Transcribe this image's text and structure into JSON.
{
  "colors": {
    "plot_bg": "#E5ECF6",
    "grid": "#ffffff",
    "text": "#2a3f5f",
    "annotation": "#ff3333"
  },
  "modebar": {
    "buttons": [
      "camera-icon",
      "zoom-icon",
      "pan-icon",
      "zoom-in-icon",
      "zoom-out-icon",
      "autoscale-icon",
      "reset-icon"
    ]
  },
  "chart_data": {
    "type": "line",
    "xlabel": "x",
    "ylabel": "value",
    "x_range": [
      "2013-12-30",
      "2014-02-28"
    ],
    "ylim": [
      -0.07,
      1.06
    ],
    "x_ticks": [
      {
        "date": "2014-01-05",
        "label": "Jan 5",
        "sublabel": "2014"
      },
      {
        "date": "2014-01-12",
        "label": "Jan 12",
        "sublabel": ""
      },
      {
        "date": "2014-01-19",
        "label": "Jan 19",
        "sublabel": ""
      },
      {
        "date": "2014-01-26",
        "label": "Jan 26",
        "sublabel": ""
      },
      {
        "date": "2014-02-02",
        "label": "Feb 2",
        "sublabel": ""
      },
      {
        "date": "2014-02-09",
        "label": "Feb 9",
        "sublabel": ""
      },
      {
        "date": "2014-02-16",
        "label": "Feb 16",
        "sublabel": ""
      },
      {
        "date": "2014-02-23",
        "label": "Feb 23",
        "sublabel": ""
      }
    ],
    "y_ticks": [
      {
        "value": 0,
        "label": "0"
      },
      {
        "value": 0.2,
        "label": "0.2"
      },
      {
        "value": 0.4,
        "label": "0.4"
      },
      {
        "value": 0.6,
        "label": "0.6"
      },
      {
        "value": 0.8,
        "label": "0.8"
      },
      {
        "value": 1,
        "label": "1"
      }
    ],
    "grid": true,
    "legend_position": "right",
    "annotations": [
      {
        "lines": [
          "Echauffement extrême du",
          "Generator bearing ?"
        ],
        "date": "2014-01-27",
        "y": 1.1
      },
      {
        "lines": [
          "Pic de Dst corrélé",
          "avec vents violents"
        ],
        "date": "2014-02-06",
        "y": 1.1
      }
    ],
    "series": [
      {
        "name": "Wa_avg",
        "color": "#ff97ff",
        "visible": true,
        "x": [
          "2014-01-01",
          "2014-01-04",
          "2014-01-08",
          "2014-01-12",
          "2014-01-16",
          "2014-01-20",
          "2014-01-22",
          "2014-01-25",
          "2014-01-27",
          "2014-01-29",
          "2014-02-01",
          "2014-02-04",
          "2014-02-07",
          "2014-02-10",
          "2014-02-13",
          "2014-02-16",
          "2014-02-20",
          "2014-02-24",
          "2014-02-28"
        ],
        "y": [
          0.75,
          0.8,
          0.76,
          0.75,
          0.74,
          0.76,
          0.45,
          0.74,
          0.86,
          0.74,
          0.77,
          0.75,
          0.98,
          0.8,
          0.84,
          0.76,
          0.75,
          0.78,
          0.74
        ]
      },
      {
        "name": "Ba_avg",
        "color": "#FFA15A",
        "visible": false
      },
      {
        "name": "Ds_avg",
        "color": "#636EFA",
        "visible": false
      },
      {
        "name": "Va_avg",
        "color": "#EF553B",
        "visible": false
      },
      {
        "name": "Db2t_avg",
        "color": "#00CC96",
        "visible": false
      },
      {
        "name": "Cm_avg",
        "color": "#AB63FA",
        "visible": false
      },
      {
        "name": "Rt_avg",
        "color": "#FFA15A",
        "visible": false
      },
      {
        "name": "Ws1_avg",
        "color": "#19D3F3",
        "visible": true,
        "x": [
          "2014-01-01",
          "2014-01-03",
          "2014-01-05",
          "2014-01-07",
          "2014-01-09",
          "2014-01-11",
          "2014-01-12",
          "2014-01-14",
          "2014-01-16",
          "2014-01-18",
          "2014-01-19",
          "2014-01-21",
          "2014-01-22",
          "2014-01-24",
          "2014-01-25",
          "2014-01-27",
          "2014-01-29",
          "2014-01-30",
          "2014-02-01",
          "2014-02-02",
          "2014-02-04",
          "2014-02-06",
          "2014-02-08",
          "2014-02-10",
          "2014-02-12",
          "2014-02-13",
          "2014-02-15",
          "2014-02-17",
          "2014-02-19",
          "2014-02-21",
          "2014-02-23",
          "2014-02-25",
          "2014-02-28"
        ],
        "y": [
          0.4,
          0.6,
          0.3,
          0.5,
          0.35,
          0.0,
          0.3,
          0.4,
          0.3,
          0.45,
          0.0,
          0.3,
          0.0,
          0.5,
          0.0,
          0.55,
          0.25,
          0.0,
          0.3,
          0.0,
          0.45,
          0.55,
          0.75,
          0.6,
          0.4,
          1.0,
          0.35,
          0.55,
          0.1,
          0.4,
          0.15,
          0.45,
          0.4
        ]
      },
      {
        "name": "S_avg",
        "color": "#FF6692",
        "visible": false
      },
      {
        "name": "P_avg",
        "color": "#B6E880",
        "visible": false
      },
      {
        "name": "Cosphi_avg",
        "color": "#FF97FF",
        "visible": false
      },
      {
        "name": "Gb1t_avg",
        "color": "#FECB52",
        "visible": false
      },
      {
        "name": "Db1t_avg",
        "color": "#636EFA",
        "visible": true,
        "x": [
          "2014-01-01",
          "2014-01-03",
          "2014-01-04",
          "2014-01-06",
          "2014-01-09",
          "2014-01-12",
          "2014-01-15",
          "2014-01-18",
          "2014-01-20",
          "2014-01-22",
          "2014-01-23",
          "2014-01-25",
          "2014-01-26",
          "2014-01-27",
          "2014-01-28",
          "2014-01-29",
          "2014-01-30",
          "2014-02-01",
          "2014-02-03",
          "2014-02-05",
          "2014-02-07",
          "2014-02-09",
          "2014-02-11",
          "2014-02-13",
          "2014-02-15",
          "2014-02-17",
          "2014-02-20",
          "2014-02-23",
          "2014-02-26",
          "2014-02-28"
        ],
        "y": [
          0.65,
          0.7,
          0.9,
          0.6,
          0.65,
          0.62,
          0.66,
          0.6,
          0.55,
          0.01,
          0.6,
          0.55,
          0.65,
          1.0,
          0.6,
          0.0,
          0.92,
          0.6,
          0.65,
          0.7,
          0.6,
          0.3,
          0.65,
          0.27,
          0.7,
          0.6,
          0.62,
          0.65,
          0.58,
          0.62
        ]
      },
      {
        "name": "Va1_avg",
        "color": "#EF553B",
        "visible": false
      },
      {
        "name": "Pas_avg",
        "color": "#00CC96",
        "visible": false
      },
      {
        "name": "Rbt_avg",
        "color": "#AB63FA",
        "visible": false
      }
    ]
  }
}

== == ==

Which lines in the records above contain the string "value"? Copy each one.

    "ylabel": "value",
        "value": 0,
        "value": 0.2,
        "value": 0.4,
        "value": 0.6,
        "value": 0.8,
        "value": 1,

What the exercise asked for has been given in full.